* Your objective *
For each line of the data below that holds "những", copy the line.

[Material for this exercise start]

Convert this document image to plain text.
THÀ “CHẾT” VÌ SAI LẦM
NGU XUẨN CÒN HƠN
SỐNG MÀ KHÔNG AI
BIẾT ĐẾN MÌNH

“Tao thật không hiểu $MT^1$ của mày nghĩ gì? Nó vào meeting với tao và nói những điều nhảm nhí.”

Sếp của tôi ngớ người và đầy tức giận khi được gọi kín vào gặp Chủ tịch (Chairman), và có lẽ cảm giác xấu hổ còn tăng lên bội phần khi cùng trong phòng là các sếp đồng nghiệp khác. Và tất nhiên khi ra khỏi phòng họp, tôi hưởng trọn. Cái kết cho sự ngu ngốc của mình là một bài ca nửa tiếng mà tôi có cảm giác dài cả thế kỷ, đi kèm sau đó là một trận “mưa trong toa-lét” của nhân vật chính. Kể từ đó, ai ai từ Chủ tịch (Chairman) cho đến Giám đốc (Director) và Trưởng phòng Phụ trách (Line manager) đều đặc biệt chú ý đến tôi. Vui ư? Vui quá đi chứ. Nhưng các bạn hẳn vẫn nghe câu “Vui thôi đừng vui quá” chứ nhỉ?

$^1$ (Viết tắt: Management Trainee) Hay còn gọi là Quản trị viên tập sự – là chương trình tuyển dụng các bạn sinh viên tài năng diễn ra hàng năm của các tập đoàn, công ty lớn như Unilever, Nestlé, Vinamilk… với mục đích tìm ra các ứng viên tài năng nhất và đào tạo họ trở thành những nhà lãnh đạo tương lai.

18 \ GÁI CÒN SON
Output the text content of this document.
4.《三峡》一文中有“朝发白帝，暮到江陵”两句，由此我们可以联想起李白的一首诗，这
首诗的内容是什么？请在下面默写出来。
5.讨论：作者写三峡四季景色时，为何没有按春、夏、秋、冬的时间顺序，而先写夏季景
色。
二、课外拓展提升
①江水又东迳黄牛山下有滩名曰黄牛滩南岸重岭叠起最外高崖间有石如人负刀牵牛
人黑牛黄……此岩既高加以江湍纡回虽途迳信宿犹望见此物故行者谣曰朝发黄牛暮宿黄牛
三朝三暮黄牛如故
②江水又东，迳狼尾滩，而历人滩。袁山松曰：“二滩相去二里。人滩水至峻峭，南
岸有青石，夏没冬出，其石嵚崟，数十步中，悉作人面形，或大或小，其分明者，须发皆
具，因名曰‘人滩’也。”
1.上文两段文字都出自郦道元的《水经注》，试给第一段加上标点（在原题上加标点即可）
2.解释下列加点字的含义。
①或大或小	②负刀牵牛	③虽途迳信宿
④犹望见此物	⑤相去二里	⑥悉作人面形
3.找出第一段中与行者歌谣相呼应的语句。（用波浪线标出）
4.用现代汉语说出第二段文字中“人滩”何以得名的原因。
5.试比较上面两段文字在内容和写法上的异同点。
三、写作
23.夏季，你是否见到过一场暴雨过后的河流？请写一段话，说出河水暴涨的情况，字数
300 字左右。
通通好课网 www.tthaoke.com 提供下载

[Material for this exercise end]

* Task result *
“Tao thật không hiểu $MT^1$ của mày nghĩ gì? Nó vào meeting với tao và nói những điều nhảm nhí.”
$^1$ (Viết tắt: Management Trainee) Hay còn gọi là Quản trị viên tập sự – là chương trình tuyển dụng các bạn sinh viên tài năng diễn ra hàng năm của các tập đoàn, công ty lớn như Unilever, Nestlé, Vinamilk… với mục đích tìm ra các ứng viên tài năng nhất và đào tạo họ trở thành những nhà lãnh đạo tương lai.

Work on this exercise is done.